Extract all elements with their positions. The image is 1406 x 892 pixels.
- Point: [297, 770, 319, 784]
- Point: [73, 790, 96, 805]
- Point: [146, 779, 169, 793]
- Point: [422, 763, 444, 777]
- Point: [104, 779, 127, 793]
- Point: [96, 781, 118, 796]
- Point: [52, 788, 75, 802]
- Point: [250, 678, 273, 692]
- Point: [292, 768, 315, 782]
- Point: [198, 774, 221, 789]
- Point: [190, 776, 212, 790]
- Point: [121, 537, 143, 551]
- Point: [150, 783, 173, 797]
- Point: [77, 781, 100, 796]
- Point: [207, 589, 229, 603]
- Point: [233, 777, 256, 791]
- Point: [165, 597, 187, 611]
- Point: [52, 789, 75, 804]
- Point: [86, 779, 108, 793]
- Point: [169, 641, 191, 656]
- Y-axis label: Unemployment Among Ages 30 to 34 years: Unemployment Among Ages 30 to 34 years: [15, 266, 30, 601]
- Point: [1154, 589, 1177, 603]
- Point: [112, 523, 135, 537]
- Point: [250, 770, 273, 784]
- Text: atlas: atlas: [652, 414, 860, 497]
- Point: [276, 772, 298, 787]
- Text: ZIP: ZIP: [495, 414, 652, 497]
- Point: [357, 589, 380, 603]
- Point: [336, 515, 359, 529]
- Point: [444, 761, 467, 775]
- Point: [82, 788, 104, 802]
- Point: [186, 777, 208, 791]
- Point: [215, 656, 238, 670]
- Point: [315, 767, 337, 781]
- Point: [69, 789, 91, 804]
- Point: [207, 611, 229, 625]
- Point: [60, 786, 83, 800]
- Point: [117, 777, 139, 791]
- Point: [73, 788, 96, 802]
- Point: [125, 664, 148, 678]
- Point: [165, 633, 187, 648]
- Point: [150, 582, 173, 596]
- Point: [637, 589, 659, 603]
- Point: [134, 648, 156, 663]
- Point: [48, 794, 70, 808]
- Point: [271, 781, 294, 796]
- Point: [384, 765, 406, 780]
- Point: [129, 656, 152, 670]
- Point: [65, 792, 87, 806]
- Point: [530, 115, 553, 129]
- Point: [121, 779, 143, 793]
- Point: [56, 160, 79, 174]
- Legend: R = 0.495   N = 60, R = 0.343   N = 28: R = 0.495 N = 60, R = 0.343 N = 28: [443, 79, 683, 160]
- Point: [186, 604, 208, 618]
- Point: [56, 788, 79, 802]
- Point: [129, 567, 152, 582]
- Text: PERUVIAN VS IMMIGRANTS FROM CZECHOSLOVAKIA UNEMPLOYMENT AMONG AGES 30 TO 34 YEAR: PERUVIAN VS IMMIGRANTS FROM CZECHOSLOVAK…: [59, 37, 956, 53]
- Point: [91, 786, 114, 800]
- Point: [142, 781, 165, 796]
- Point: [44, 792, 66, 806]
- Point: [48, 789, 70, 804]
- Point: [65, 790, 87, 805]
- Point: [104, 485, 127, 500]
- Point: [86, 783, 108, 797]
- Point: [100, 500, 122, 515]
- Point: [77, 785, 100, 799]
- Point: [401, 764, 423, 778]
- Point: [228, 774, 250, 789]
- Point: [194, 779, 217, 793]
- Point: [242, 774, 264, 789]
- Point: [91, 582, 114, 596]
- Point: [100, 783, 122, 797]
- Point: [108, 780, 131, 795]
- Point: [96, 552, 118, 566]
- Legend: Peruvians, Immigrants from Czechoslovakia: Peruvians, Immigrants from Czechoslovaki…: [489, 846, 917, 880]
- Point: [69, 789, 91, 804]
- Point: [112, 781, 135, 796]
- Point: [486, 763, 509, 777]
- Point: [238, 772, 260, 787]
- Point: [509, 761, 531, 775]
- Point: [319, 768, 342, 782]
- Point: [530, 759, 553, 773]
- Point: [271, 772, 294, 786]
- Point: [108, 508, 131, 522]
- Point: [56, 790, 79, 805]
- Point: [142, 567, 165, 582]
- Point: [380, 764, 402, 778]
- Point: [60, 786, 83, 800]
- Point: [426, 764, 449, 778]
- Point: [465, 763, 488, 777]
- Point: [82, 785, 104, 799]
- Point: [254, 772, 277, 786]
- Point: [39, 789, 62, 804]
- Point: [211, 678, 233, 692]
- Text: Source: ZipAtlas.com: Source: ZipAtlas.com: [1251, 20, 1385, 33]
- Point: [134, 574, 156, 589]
* * *
**Task goal**
List every line above that contains the string "Legend". Case counts.

**Solution**
- Legend: R = 0.495   N = 60, R = 0.343   N = 28: R = 0.495 N = 60, R = 0.343 N = 28: [443, 79, 683, 160]
- Legend: Peruvians, Immigrants from Czechoslovakia: Peruvians, Immigrants from Czechoslovaki…: [489, 846, 917, 880]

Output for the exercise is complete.